DIRECTION: Show all lines holding the string "preposition".
::::::::::
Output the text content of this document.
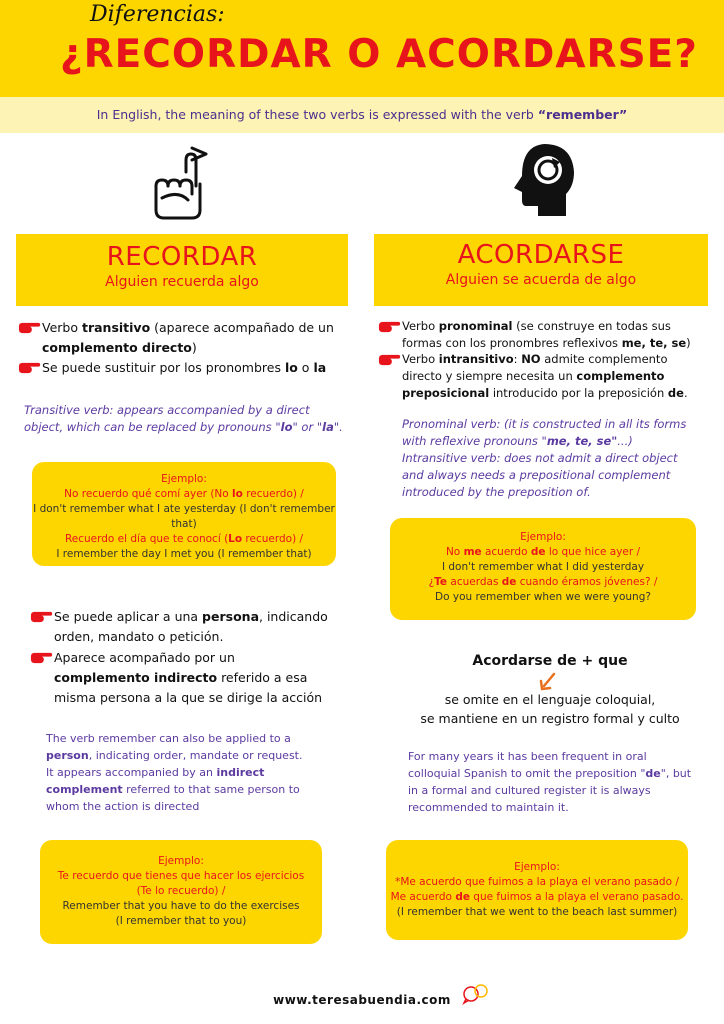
Diferencias:
¿RECORDAR O ACORDARSE?
In English, the meaning of these two verbs is expressed with the verb “remember”
RECORDAR
Alguien recuerda algo
ACORDARSE
Alguien se acuerda de algo
Verbo transitivo (aparece acompañado de un complemento directo)
Se puede sustituir por los pronombres lo o la
Transitive verb: appears accompanied by a direct object, which can be replaced by pronouns "lo" or "la".
Ejemplo:
No recuerdo qué comí ayer (No lo recuerdo) /
I don't remember what I ate yesterday (I don't remember that)
Recuerdo el día que te conocí (Lo recuerdo) /
I remember the day I met you (I remember that)
Se puede aplicar a una persona, indicando orden, mandato o petición.
Aparece acompañado por un complemento indirecto referido a esa misma persona a la que se dirige la acción
The verb remember can also be applied to a person, indicating order, mandate or request.
It appears accompanied by an indirect complement referred to that same person to whom the action is directed
Ejemplo:
Te recuerdo que tienes que hacer los ejercicios
(Te lo recuerdo) /
Remember that you have to do the exercises
(I remember that to you)
Verbo pronominal (se construye en todas sus formas con los pronombres reflexivos me, te, se)
Verbo intransitivo: NO admite complemento directo y siempre necesita un complemento preposicional introducido por la preposición de.
Pronominal verb: (it is constructed in all its forms with reflexive pronouns "me, te, se"...)
Intransitive verb: does not admit a direct object and always needs a prepositional complement introduced by the preposition of.
Ejemplo:
No me acuerdo de lo que hice ayer /
I don't remember what I did yesterday
¿Te acuerdas de cuando éramos jóvenes? /
Do you remember when we were young?
Acordarse de + que
se omite en el lenguaje coloquial,
se mantiene en un registro formal y culto
For many years it has been frequent in oral colloquial Spanish to omit the preposition "de", but in a formal and cultured register it is always recommended to maintain it.
Ejemplo:
*Me acuerdo que fuimos a la playa el verano pasado /
Me acuerdo de que fuimos a la playa el verano pasado.
(I remember that we went to the beach last summer)
www.teresabuendia.com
::::::::::
REPLY TO THE EXERCISE:
Intransitive verb: does not admit a direct object and always needs a prepositional complement introduced by the preposition of.
For many years it has been frequent in oral colloquial Spanish to omit the preposition "de", but in a formal and cultured register it is always recommended to maintain it.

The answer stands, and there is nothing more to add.